Saved data entries

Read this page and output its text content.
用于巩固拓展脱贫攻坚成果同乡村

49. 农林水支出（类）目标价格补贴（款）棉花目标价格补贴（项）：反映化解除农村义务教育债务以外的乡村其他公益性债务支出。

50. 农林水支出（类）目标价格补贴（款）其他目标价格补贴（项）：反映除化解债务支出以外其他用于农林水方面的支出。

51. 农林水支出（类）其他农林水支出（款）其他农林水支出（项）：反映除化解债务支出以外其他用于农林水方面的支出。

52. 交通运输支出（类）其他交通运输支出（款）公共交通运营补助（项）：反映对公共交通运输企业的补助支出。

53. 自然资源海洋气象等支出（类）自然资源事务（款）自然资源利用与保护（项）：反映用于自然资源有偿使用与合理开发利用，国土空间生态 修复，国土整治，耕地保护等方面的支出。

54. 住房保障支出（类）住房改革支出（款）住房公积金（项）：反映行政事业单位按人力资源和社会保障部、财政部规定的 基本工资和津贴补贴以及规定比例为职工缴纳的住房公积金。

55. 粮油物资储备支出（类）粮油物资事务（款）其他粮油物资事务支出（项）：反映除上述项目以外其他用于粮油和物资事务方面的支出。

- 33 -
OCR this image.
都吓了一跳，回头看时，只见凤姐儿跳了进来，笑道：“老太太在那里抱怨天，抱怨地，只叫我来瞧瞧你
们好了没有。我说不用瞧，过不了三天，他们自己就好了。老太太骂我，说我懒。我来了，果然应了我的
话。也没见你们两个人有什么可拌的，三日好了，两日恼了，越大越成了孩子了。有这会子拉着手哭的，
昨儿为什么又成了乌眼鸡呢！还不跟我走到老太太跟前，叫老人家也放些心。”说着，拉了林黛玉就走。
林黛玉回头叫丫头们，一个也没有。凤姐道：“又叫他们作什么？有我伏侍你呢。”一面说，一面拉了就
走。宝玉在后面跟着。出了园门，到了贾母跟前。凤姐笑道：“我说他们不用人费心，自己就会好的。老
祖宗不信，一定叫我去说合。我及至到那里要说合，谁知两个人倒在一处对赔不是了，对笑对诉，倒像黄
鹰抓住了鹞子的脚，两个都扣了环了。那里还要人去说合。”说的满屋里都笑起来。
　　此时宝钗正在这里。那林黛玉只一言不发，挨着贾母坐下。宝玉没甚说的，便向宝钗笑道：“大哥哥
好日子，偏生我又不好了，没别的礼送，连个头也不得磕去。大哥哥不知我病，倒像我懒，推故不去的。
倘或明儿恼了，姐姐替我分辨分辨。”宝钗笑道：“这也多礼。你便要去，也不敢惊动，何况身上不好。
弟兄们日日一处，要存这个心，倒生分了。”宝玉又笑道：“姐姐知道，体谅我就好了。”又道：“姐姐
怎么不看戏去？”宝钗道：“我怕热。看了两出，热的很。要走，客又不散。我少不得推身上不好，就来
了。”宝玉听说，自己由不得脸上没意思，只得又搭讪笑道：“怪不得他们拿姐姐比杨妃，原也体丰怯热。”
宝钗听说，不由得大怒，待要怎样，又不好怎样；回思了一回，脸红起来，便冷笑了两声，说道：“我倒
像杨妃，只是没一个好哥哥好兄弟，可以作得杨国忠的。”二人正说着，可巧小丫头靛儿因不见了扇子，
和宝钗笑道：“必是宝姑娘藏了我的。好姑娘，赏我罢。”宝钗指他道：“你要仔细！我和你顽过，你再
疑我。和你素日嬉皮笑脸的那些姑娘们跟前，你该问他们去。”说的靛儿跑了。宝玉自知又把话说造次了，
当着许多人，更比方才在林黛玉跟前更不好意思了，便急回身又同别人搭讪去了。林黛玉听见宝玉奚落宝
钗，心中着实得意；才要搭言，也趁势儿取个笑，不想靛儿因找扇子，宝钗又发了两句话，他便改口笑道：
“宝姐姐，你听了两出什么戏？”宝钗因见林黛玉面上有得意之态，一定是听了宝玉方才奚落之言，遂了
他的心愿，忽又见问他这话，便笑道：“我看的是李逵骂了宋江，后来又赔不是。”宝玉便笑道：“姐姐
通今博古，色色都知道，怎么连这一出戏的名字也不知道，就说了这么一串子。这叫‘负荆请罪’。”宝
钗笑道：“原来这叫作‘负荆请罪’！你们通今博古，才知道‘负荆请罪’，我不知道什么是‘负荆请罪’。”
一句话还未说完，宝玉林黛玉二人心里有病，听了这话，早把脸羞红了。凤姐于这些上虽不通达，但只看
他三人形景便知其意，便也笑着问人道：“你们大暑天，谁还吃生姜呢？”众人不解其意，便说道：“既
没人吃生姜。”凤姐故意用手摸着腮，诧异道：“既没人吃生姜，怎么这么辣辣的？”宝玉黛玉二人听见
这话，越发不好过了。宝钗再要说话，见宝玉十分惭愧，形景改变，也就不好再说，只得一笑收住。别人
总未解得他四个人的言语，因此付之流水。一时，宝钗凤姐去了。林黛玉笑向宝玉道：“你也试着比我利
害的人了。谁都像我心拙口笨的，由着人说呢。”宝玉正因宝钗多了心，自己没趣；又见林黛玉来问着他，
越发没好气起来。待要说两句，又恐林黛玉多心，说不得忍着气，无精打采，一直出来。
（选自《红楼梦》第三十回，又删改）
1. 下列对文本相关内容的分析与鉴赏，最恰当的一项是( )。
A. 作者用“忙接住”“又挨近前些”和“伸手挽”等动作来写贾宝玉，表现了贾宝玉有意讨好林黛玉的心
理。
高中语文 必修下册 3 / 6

▸ EXERCISE REQUIREMENTS
Return every entry verbatim.

▸ TASK RESPONSE
Read this page and output its text content.
用于巩固拓展脱贫攻坚成果同乡村

49. 农林水支出（类）目标价格补贴（款）棉花目标价格补贴（项）：反映化解除农村义务教育债务以外的乡村其他公益性债务支出。

50. 农林水支出（类）目标价格补贴（款）其他目标价格补贴（项）：反映除化解债务支出以外其他用于农林水方面的支出。

51. 农林水支出（类）其他农林水支出（款）其他农林水支出（项）：反映除化解债务支出以外其他用于农林水方面的支出。

52. 交通运输支出（类）其他交通运输支出（款）公共交通运营补助（项）：反映对公共交通运输企业的补助支出。

53. 自然资源海洋气象等支出（类）自然资源事务（款）自然资源利用与保护（项）：反映用于自然资源有偿使用与合理开发利用，国土空间生态 修复，国土整治，耕地保护等方面的支出。

54. 住房保障支出（类）住房改革支出（款）住房公积金（项）：反映行政事业单位按人力资源和社会保障部、财政部规定的 基本工资和津贴补贴以及规定比例为职工缴纳的住房公积金。

55. 粮油物资储备支出（类）粮油物资事务（款）其他粮油物资事务支出（项）：反映除上述项目以外其他用于粮油和物资事务方面的支出。

- 33 -
OCR this image.
都吓了一跳，回头看时，只见凤姐儿跳了进来，笑道：“老太太在那里抱怨天，抱怨地，只叫我来瞧瞧你
们好了没有。我说不用瞧，过不了三天，他们自己就好了。老太太骂我，说我懒。我来了，果然应了我的
话。也没见你们两个人有什么可拌的，三日好了，两日恼了，越大越成了孩子了。有这会子拉着手哭的，
昨儿为什么又成了乌眼鸡呢！还不跟我走到老太太跟前，叫老人家也放些心。”说着，拉了林黛玉就走。
林黛玉回头叫丫头们，一个也没有。凤姐道：“又叫他们作什么？有我伏侍你呢。”一面说，一面拉了就
走。宝玉在后面跟着。出了园门，到了贾母跟前。凤姐笑道：“我说他们不用人费心，自己就会好的。老
祖宗不信，一定叫我去说合。我及至到那里要说合，谁知两个人倒在一处对赔不是了，对笑对诉，倒像黄
鹰抓住了鹞子的脚，两个都扣了环了。那里还要人去说合。”说的满屋里都笑起来。
　　此时宝钗正在这里。那林黛玉只一言不发，挨着贾母坐下。宝玉没甚说的，便向宝钗笑道：“大哥哥
好日子，偏生我又不好了，没别的礼送，连个头也不得磕去。大哥哥不知我病，倒像我懒，推故不去的。
倘或明儿恼了，姐姐替我分辨分辨。”宝钗笑道：“这也多礼。你便要去，也不敢惊动，何况身上不好。
弟兄们日日一处，要存这个心，倒生分了。”宝玉又笑道：“姐姐知道，体谅我就好了。”又道：“姐姐
怎么不看戏去？”宝钗道：“我怕热。看了两出，热的很。要走，客又不散。我少不得推身上不好，就来
了。”宝玉听说，自己由不得脸上没意思，只得又搭讪笑道：“怪不得他们拿姐姐比杨妃，原也体丰怯热。”
宝钗听说，不由得大怒，待要怎样，又不好怎样；回思了一回，脸红起来，便冷笑了两声，说道：“我倒
像杨妃，只是没一个好哥哥好兄弟，可以作得杨国忠的。”二人正说着，可巧小丫头靛儿因不见了扇子，
和宝钗笑道：“必是宝姑娘藏了我的。好姑娘，赏我罢。”宝钗指他道：“你要仔细！我和你顽过，你再
疑我。和你素日嬉皮笑脸的那些姑娘们跟前，你该问他们去。”说的靛儿跑了。宝玉自知又把话说造次了，
当着许多人，更比方才在林黛玉跟前更不好意思了，便急回身又同别人搭讪去了。林黛玉听见宝玉奚落宝
钗，心中着实得意；才要搭言，也趁势儿取个笑，不想靛儿因找扇子，宝钗又发了两句话，他便改口笑道：
“宝姐姐，你听了两出什么戏？”宝钗因见林黛玉面上有得意之态，一定是听了宝玉方才奚落之言，遂了
他的心愿，忽又见问他这话，便笑道：“我看的是李逵骂了宋江，后来又赔不是。”宝玉便笑道：“姐姐
通今博古，色色都知道，怎么连这一出戏的名字也不知道，就说了这么一串子。这叫‘负荆请罪’。”宝
钗笑道：“原来这叫作‘负荆请罪’！你们通今博古，才知道‘负荆请罪’，我不知道什么是‘负荆请罪’。”
一句话还未说完，宝玉林黛玉二人心里有病，听了这话，早把脸羞红了。凤姐于这些上虽不通达，但只看
他三人形景便知其意，便也笑着问人道：“你们大暑天，谁还吃生姜呢？”众人不解其意，便说道：“既
没人吃生姜。”凤姐故意用手摸着腮，诧异道：“既没人吃生姜，怎么这么辣辣的？”宝玉黛玉二人听见
这话，越发不好过了。宝钗再要说话，见宝玉十分惭愧，形景改变，也就不好再说，只得一笑收住。别人
总未解得他四个人的言语，因此付之流水。一时，宝钗凤姐去了。林黛玉笑向宝玉道：“你也试着比我利
害的人了。谁都像我心拙口笨的，由着人说呢。”宝玉正因宝钗多了心，自己没趣；又见林黛玉来问着他，
越发没好气起来。待要说两句，又恐林黛玉多心，说不得忍着气，无精打采，一直出来。
（选自《红楼梦》第三十回，又删改）
1. 下列对文本相关内容的分析与鉴赏，最恰当的一项是( )。
A. 作者用“忙接住”“又挨近前些”和“伸手挽”等动作来写贾宝玉，表现了贾宝玉有意讨好林黛玉的心
理。
高中语文 必修下册 3 / 6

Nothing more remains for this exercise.